(Records)
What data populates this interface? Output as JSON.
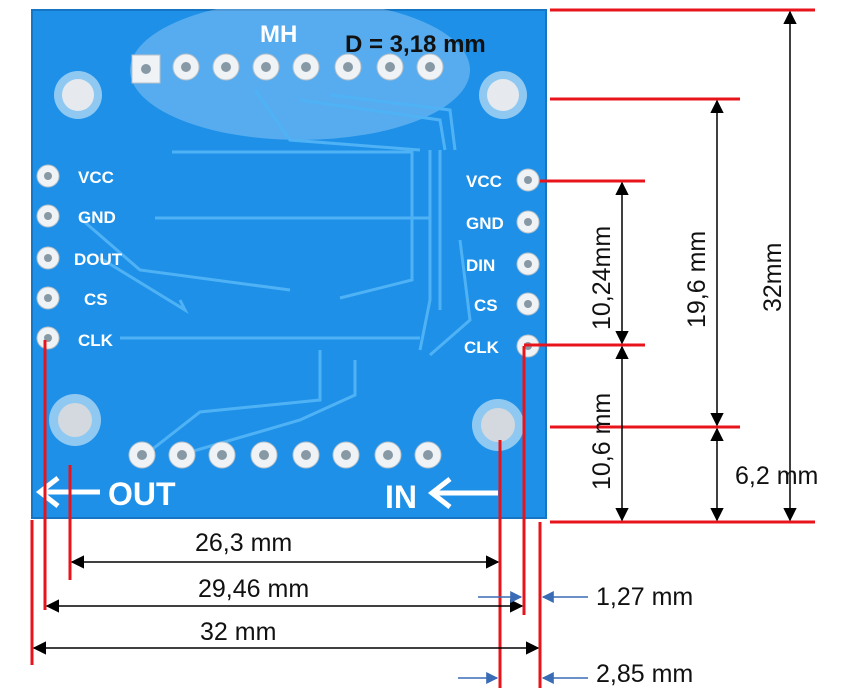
{
  "board": {
    "marking": "MH",
    "left_pins": [
      "VCC",
      "GND",
      "DOUT",
      "CS",
      "CLK"
    ],
    "right_pins": [
      "VCC",
      "GND",
      "DIN",
      "CS",
      "CLK"
    ],
    "out_label": "OUT",
    "in_label": "IN",
    "colors": {
      "pcb": "#1e90e8",
      "pad": "#dfe5ea",
      "trace": "#4fb2f5"
    }
  },
  "dimensions": {
    "hole_diameter": "D = 3,18 mm",
    "h_26_3": "26,3 mm",
    "h_29_46": "29,46 mm",
    "h_32": "32 mm",
    "h_1_27": "1,27 mm",
    "h_2_85": "2,85 mm",
    "v_10_24": "10,24mm",
    "v_10_6": "10,6 mm",
    "v_19_6": "19,6 mm",
    "v_32": "32mm",
    "v_6_2": "6,2 mm"
  },
  "colors": {
    "dimension_line": "#e8141c",
    "arrow_line": "#000000",
    "offset_arrow": "#3a6bb5"
  }
}
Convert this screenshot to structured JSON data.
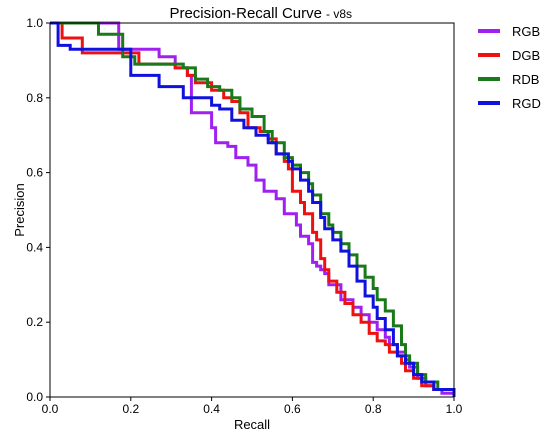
{
  "chart_data": {
    "type": "line",
    "title": "Precision-Recall Curve",
    "subtitle": "- v8s",
    "xlabel": "Recall",
    "ylabel": "Precision",
    "xlim": [
      0,
      1
    ],
    "ylim": [
      0,
      1
    ],
    "xticks": [
      "0.0",
      "0.2",
      "0.4",
      "0.6",
      "0.8",
      "1.0"
    ],
    "yticks": [
      "0.0",
      "0.2",
      "0.4",
      "0.6",
      "0.8",
      "1.0"
    ],
    "grid": false,
    "legend_position": "outside-right-top",
    "series": [
      {
        "name": "RGB",
        "color": "#a020f0",
        "points": [
          [
            0,
            1
          ],
          [
            0.17,
            1
          ],
          [
            0.17,
            0.93
          ],
          [
            0.27,
            0.93
          ],
          [
            0.27,
            0.91
          ],
          [
            0.31,
            0.88
          ],
          [
            0.34,
            0.86
          ],
          [
            0.35,
            0.76
          ],
          [
            0.38,
            0.76
          ],
          [
            0.4,
            0.72
          ],
          [
            0.41,
            0.68
          ],
          [
            0.44,
            0.67
          ],
          [
            0.46,
            0.64
          ],
          [
            0.49,
            0.62
          ],
          [
            0.51,
            0.58
          ],
          [
            0.53,
            0.55
          ],
          [
            0.56,
            0.53
          ],
          [
            0.58,
            0.49
          ],
          [
            0.61,
            0.46
          ],
          [
            0.62,
            0.43
          ],
          [
            0.64,
            0.41
          ],
          [
            0.65,
            0.36
          ],
          [
            0.66,
            0.35
          ],
          [
            0.67,
            0.34
          ],
          [
            0.68,
            0.33
          ],
          [
            0.69,
            0.3
          ],
          [
            0.71,
            0.3
          ],
          [
            0.72,
            0.26
          ],
          [
            0.74,
            0.26
          ],
          [
            0.75,
            0.24
          ],
          [
            0.77,
            0.22
          ],
          [
            0.79,
            0.2
          ],
          [
            0.81,
            0.18
          ],
          [
            0.83,
            0.16
          ],
          [
            0.84,
            0.14
          ],
          [
            0.86,
            0.12
          ],
          [
            0.88,
            0.1
          ],
          [
            0.89,
            0.08
          ],
          [
            0.91,
            0.05
          ],
          [
            0.93,
            0.03
          ],
          [
            0.95,
            0.02
          ],
          [
            0.97,
            0.01
          ],
          [
            1.0,
            0
          ]
        ]
      },
      {
        "name": "DGB",
        "color": "#ee1111",
        "points": [
          [
            0,
            1
          ],
          [
            0.03,
            1
          ],
          [
            0.03,
            0.96
          ],
          [
            0.08,
            0.96
          ],
          [
            0.08,
            0.92
          ],
          [
            0.19,
            0.92
          ],
          [
            0.22,
            0.89
          ],
          [
            0.27,
            0.89
          ],
          [
            0.31,
            0.88
          ],
          [
            0.34,
            0.86
          ],
          [
            0.36,
            0.84
          ],
          [
            0.4,
            0.82
          ],
          [
            0.43,
            0.8
          ],
          [
            0.45,
            0.79
          ],
          [
            0.47,
            0.76
          ],
          [
            0.49,
            0.72
          ],
          [
            0.52,
            0.71
          ],
          [
            0.54,
            0.69
          ],
          [
            0.56,
            0.65
          ],
          [
            0.58,
            0.63
          ],
          [
            0.59,
            0.61
          ],
          [
            0.6,
            0.55
          ],
          [
            0.62,
            0.52
          ],
          [
            0.63,
            0.49
          ],
          [
            0.65,
            0.44
          ],
          [
            0.66,
            0.42
          ],
          [
            0.67,
            0.37
          ],
          [
            0.68,
            0.34
          ],
          [
            0.69,
            0.31
          ],
          [
            0.71,
            0.28
          ],
          [
            0.73,
            0.25
          ],
          [
            0.75,
            0.22
          ],
          [
            0.77,
            0.2
          ],
          [
            0.79,
            0.17
          ],
          [
            0.81,
            0.15
          ],
          [
            0.83,
            0.14
          ],
          [
            0.84,
            0.12
          ],
          [
            0.86,
            0.11
          ],
          [
            0.87,
            0.09
          ],
          [
            0.88,
            0.07
          ],
          [
            0.9,
            0.05
          ],
          [
            0.92,
            0.03
          ],
          [
            0.95,
            0.02
          ],
          [
            1.0,
            0
          ]
        ]
      },
      {
        "name": "RDB",
        "color": "#1a7a1a",
        "points": [
          [
            0,
            1
          ],
          [
            0.12,
            1
          ],
          [
            0.12,
            0.97
          ],
          [
            0.17,
            0.97
          ],
          [
            0.18,
            0.91
          ],
          [
            0.21,
            0.89
          ],
          [
            0.27,
            0.89
          ],
          [
            0.33,
            0.88
          ],
          [
            0.36,
            0.85
          ],
          [
            0.39,
            0.83
          ],
          [
            0.42,
            0.82
          ],
          [
            0.45,
            0.8
          ],
          [
            0.47,
            0.77
          ],
          [
            0.5,
            0.75
          ],
          [
            0.53,
            0.71
          ],
          [
            0.55,
            0.68
          ],
          [
            0.58,
            0.64
          ],
          [
            0.6,
            0.62
          ],
          [
            0.62,
            0.6
          ],
          [
            0.64,
            0.57
          ],
          [
            0.65,
            0.54
          ],
          [
            0.67,
            0.49
          ],
          [
            0.69,
            0.46
          ],
          [
            0.7,
            0.44
          ],
          [
            0.72,
            0.41
          ],
          [
            0.74,
            0.38
          ],
          [
            0.76,
            0.35
          ],
          [
            0.78,
            0.32
          ],
          [
            0.8,
            0.29
          ],
          [
            0.81,
            0.26
          ],
          [
            0.83,
            0.23
          ],
          [
            0.85,
            0.19
          ],
          [
            0.87,
            0.14
          ],
          [
            0.88,
            0.11
          ],
          [
            0.89,
            0.09
          ],
          [
            0.91,
            0.06
          ],
          [
            0.93,
            0.04
          ],
          [
            0.96,
            0.02
          ],
          [
            1.0,
            0
          ]
        ]
      },
      {
        "name": "RGD",
        "color": "#1111dd",
        "points": [
          [
            0,
            1
          ],
          [
            0.02,
            1
          ],
          [
            0.02,
            0.94
          ],
          [
            0.05,
            0.93
          ],
          [
            0.19,
            0.93
          ],
          [
            0.2,
            0.86
          ],
          [
            0.25,
            0.86
          ],
          [
            0.27,
            0.83
          ],
          [
            0.31,
            0.83
          ],
          [
            0.33,
            0.8
          ],
          [
            0.37,
            0.8
          ],
          [
            0.4,
            0.78
          ],
          [
            0.42,
            0.77
          ],
          [
            0.45,
            0.74
          ],
          [
            0.48,
            0.72
          ],
          [
            0.51,
            0.7
          ],
          [
            0.54,
            0.68
          ],
          [
            0.56,
            0.65
          ],
          [
            0.59,
            0.63
          ],
          [
            0.6,
            0.61
          ],
          [
            0.62,
            0.58
          ],
          [
            0.64,
            0.55
          ],
          [
            0.65,
            0.52
          ],
          [
            0.67,
            0.48
          ],
          [
            0.68,
            0.45
          ],
          [
            0.7,
            0.42
          ],
          [
            0.72,
            0.39
          ],
          [
            0.74,
            0.35
          ],
          [
            0.76,
            0.31
          ],
          [
            0.78,
            0.27
          ],
          [
            0.8,
            0.24
          ],
          [
            0.81,
            0.21
          ],
          [
            0.83,
            0.18
          ],
          [
            0.85,
            0.14
          ],
          [
            0.86,
            0.11
          ],
          [
            0.88,
            0.09
          ],
          [
            0.9,
            0.06
          ],
          [
            0.92,
            0.04
          ],
          [
            0.95,
            0.02
          ],
          [
            1.0,
            0
          ]
        ]
      }
    ]
  }
}
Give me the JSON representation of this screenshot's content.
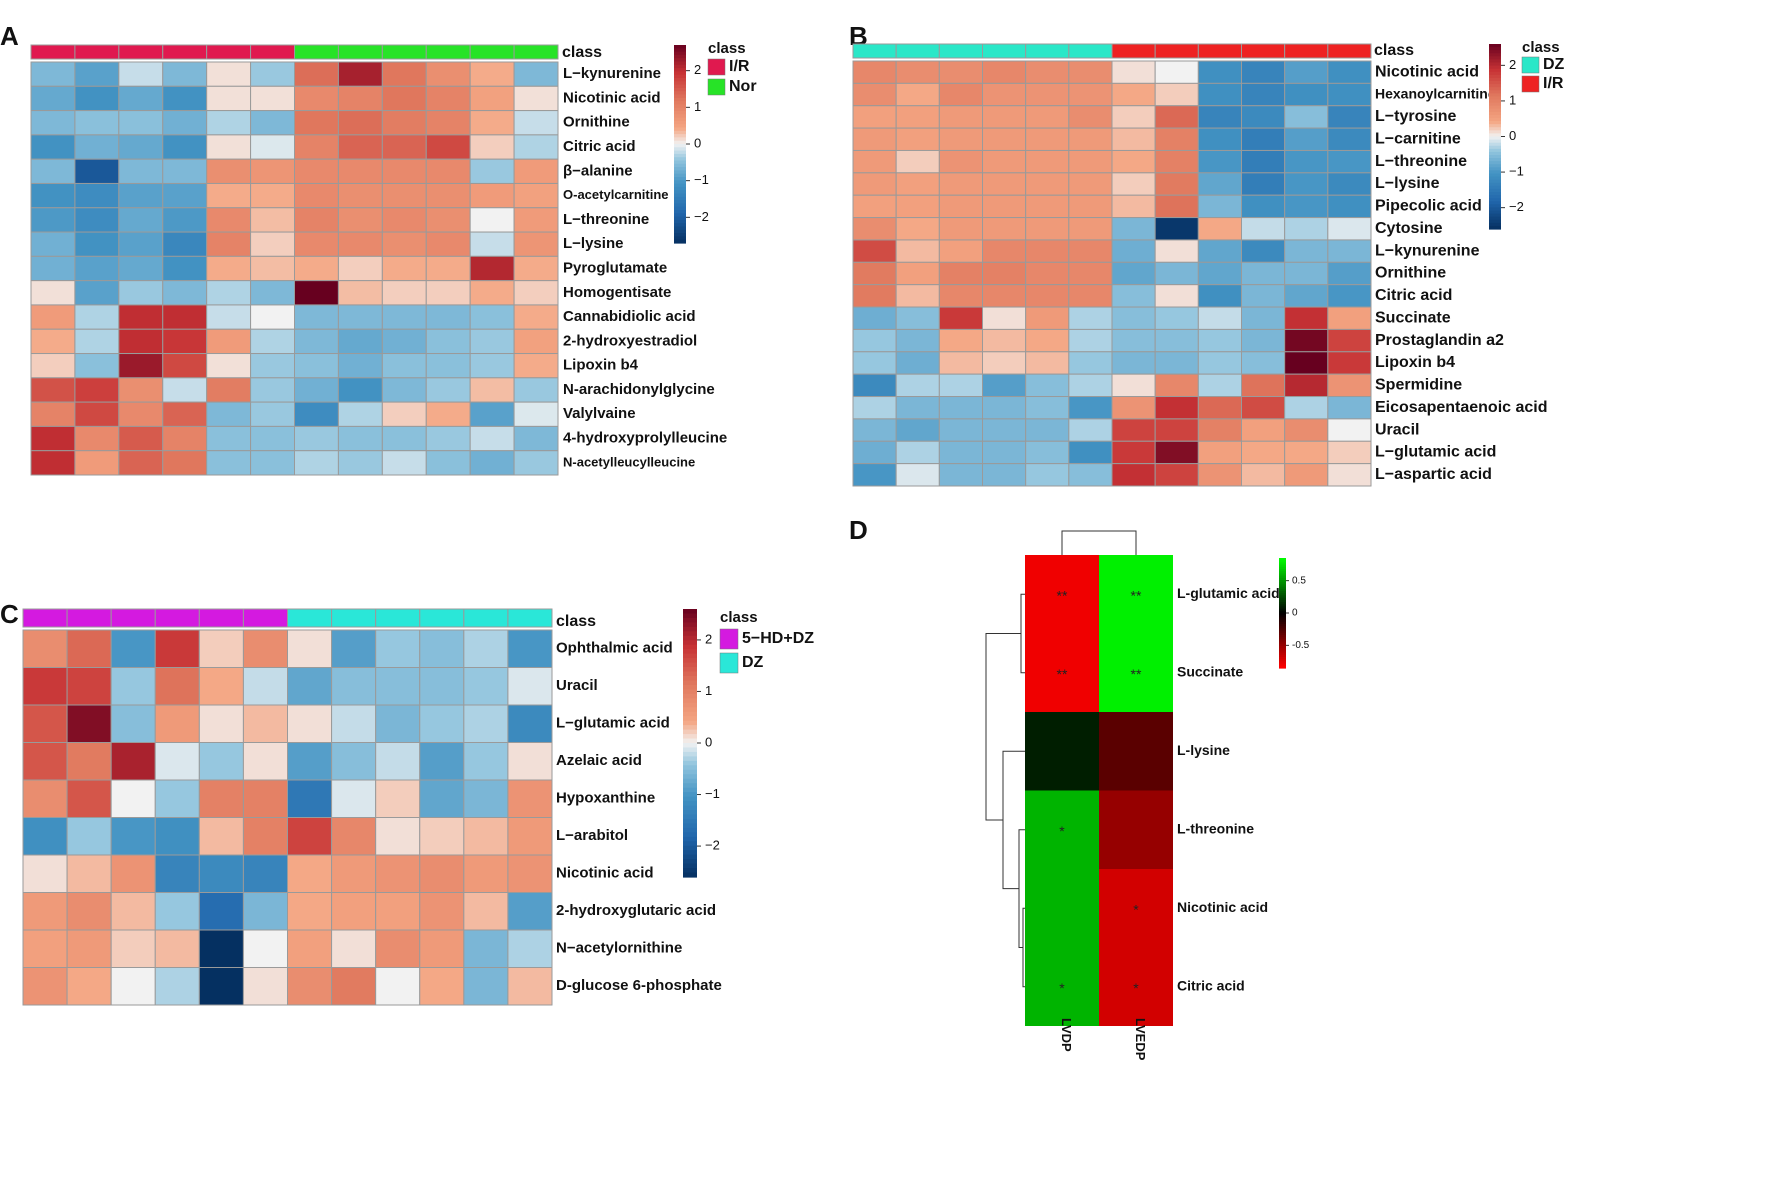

Short task → Every line above that contains the word "Recall" should be reported.

Answer to the problem →
    "title": "Precision-Recall Curve",
    "xlabel": "Recall",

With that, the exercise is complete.